# STATED EXERCISE
Can the data below be set down again exactly, line for line?

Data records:
[Begin]
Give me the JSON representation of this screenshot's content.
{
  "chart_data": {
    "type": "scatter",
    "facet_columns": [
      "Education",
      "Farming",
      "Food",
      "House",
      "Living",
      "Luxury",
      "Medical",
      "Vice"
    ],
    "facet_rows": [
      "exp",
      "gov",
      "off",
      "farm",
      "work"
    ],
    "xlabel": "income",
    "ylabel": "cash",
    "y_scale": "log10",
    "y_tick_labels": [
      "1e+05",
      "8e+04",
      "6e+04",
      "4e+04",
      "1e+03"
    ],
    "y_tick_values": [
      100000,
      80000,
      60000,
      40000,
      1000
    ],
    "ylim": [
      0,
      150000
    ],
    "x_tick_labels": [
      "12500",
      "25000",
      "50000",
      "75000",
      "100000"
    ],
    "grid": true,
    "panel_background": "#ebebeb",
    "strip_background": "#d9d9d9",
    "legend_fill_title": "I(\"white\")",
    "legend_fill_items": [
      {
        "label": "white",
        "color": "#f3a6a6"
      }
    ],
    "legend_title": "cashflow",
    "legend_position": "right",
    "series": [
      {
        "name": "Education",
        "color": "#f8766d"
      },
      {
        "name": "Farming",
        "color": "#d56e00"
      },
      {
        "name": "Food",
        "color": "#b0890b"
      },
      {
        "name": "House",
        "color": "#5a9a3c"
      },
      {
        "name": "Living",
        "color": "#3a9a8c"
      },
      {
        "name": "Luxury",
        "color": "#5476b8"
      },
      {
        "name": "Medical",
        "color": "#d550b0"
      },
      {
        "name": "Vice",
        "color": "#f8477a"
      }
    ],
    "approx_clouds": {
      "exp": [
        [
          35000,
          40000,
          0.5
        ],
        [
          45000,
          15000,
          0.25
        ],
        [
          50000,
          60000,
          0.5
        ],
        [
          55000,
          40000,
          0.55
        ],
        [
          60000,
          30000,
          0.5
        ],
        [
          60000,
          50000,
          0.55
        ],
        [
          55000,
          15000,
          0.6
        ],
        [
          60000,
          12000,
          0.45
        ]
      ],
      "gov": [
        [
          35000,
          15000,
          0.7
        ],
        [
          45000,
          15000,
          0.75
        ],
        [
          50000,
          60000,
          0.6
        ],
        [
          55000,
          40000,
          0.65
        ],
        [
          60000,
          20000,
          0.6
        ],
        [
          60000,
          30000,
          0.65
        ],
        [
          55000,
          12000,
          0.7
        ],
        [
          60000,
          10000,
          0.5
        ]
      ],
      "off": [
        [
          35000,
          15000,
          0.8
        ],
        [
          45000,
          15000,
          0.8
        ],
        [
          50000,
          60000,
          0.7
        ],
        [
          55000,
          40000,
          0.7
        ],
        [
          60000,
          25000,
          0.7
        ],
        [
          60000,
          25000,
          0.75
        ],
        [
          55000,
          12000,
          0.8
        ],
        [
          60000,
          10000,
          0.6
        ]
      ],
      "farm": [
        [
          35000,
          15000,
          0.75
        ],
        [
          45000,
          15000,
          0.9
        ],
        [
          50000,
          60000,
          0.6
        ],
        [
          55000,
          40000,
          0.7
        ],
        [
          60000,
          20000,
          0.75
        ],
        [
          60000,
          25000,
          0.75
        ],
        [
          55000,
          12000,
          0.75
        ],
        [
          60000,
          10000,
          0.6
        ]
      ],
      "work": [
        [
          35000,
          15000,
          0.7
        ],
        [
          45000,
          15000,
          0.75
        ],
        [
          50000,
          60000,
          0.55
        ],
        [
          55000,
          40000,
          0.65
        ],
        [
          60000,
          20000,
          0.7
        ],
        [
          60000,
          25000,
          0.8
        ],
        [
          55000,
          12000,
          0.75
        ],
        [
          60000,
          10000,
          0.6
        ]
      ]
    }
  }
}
[End]
# SOLUTION TO THIS TASK
Give me the JSON representation of this screenshot's content.
{
  "chart_data": {
    "type": "scatter",
    "facet_columns": [
      "Education",
      "Farming",
      "Food",
      "House",
      "Living",
      "Luxury",
      "Medical",
      "Vice"
    ],
    "facet_rows": [
      "exp",
      "gov",
      "off",
      "farm",
      "work"
    ],
    "xlabel": "income",
    "ylabel": "cash",
    "y_scale": "log10",
    "y_tick_labels": [
      "1e+05",
      "8e+04",
      "6e+04",
      "4e+04",
      "1e+03"
    ],
    "y_tick_values": [
      100000,
      80000,
      60000,
      40000,
      1000
    ],
    "ylim": [
      0,
      150000
    ],
    "x_tick_labels": [
      "12500",
      "25000",
      "50000",
      "75000",
      "100000"
    ],
    "grid": true,
    "panel_background": "#ebebeb",
    "strip_background": "#d9d9d9",
    "legend_fill_title": "I(\"white\")",
    "legend_fill_items": [
      {
        "label": "white",
        "color": "#f3a6a6"
      }
    ],
    "legend_title": "cashflow",
    "legend_position": "right",
    "series": [
      {
        "name": "Education",
        "color": "#f8766d"
      },
      {
        "name": "Farming",
        "color": "#d56e00"
      },
      {
        "name": "Food",
        "color": "#b0890b"
      },
      {
        "name": "House",
        "color": "#5a9a3c"
      },
      {
        "name": "Living",
        "color": "#3a9a8c"
      },
      {
        "name": "Luxury",
        "color": "#5476b8"
      },
      {
        "name": "Medical",
        "color": "#d550b0"
      },
      {
        "name": "Vice",
        "color": "#f8477a"
      }
    ],
    "approx_clouds": {
      "exp": [
        [
          35000,
          40000,
          0.5
        ],
        [
          45000,
          15000,
          0.25
        ],
        [
          50000,
          60000,
          0.5
        ],
        [
          55000,
          40000,
          0.55
        ],
        [
          60000,
          30000,
          0.5
        ],
        [
          60000,
          50000,
          0.55
        ],
        [
          55000,
          15000,
          0.6
        ],
        [
          60000,
          12000,
          0.45
        ]
      ],
      "gov": [
        [
          35000,
          15000,
          0.7
        ],
        [
          45000,
          15000,
          0.75
        ],
        [
          50000,
          60000,
          0.6
        ],
        [
          55000,
          40000,
          0.65
        ],
        [
          60000,
          20000,
          0.6
        ],
        [
          60000,
          30000,
          0.65
        ],
        [
          55000,
          12000,
          0.7
        ],
        [
          60000,
          10000,
          0.5
        ]
      ],
      "off": [
        [
          35000,
          15000,
          0.8
        ],
        [
          45000,
          15000,
          0.8
        ],
        [
          50000,
          60000,
          0.7
        ],
        [
          55000,
          40000,
          0.7
        ],
        [
          60000,
          25000,
          0.7
        ],
        [
          60000,
          25000,
          0.75
        ],
        [
          55000,
          12000,
          0.8
        ],
        [
          60000,
          10000,
          0.6
        ]
      ],
      "farm": [
        [
          35000,
          15000,
          0.75
        ],
        [
          45000,
          15000,
          0.9
        ],
        [
          50000,
          60000,
          0.6
        ],
        [
          55000,
          40000,
          0.7
        ],
        [
          60000,
          20000,
          0.75
        ],
        [
          60000,
          25000,
          0.75
        ],
        [
          55000,
          12000,
          0.75
        ],
        [
          60000,
          10000,
          0.6
        ]
      ],
      "work": [
        [
          35000,
          15000,
          0.7
        ],
        [
          45000,
          15000,
          0.75
        ],
        [
          50000,
          60000,
          0.55
        ],
        [
          55000,
          40000,
          0.65
        ],
        [
          60000,
          20000,
          0.7
        ],
        [
          60000,
          25000,
          0.8
        ],
        [
          55000,
          12000,
          0.75
        ],
        [
          60000,
          10000,
          0.6
        ]
      ]
    }
  }
}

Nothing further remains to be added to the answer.